Stored data entries:
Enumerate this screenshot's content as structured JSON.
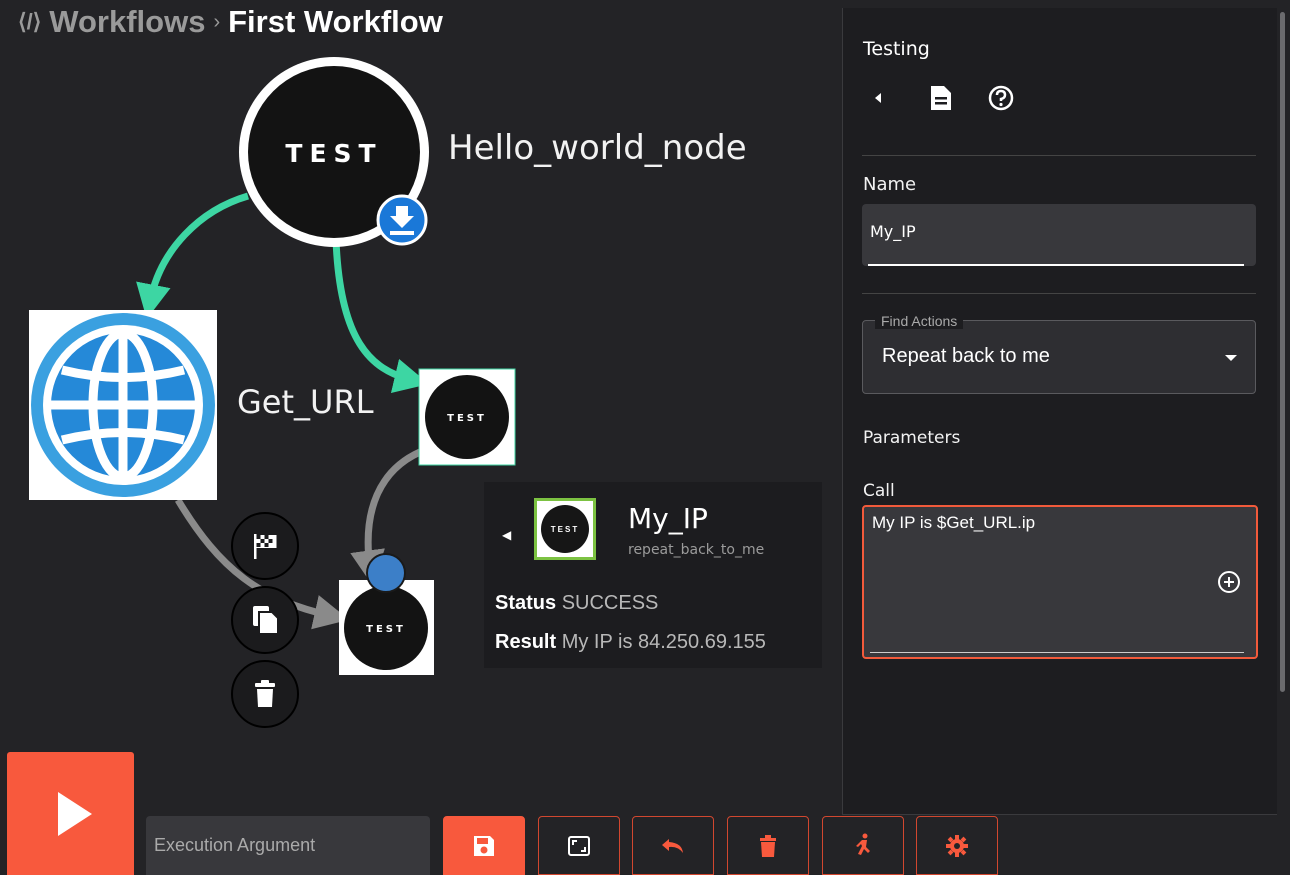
{
  "breadcrumb": {
    "root": "Workflows",
    "separator": "›",
    "current": "First Workflow"
  },
  "canvas": {
    "nodes": [
      {
        "id": "hello",
        "label": "Hello_world_node",
        "logo_text": "TEST",
        "is_start": true
      },
      {
        "id": "get_url",
        "label": "Get_URL"
      },
      {
        "id": "test_mid",
        "logo_text": "TEST"
      },
      {
        "id": "my_ip",
        "logo_text": "TEST",
        "selected": true
      }
    ],
    "node_actions": [
      "flag-icon",
      "copy-icon",
      "trash-icon"
    ]
  },
  "popup": {
    "title": "My_IP",
    "subtitle": "repeat_back_to_me",
    "logo_text": "TEST",
    "status_label": "Status",
    "status_value": "SUCCESS",
    "result_label": "Result",
    "result_value": "My IP is 84.250.69.155"
  },
  "panel": {
    "title": "Testing",
    "name_label": "Name",
    "name_value": "My_IP",
    "find_actions_label": "Find Actions",
    "find_actions_value": "Repeat back to me",
    "parameters_label": "Parameters",
    "call_label": "Call",
    "call_value": "My IP is $Get_URL.ip"
  },
  "toolbar": {
    "execution_placeholder": "Execution Argument",
    "buttons": [
      "save-icon",
      "fullscreen-icon",
      "undo-icon",
      "delete-icon",
      "run-icon",
      "settings-icon"
    ]
  },
  "colors": {
    "accent": "#f8593d",
    "edge_active": "#3dd6a3",
    "edge_inactive": "#8a8a8a",
    "selected_dot": "#3c7fc8"
  }
}
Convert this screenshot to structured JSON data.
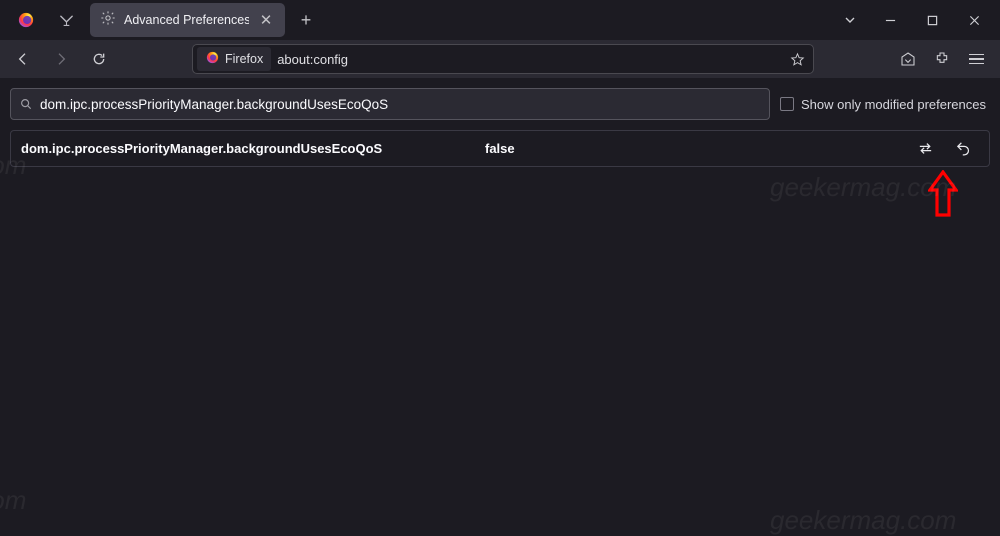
{
  "tab": {
    "title": "Advanced Preferences"
  },
  "urlbar": {
    "identity_label": "Firefox",
    "url": "about:config"
  },
  "search": {
    "value": "dom.ipc.processPriorityManager.backgroundUsesEcoQoS"
  },
  "show_modified_label": "Show only modified preferences",
  "prefs": [
    {
      "name": "dom.ipc.processPriorityManager.backgroundUsesEcoQoS",
      "value": "false"
    }
  ],
  "watermark_text": "geekermag.com"
}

_Task objective_:
List every line above that contains the word "structured".

_Expected output_:
Enumerate this screenshot's content as structured JSON.
Convert this screenshot to structured JSON data.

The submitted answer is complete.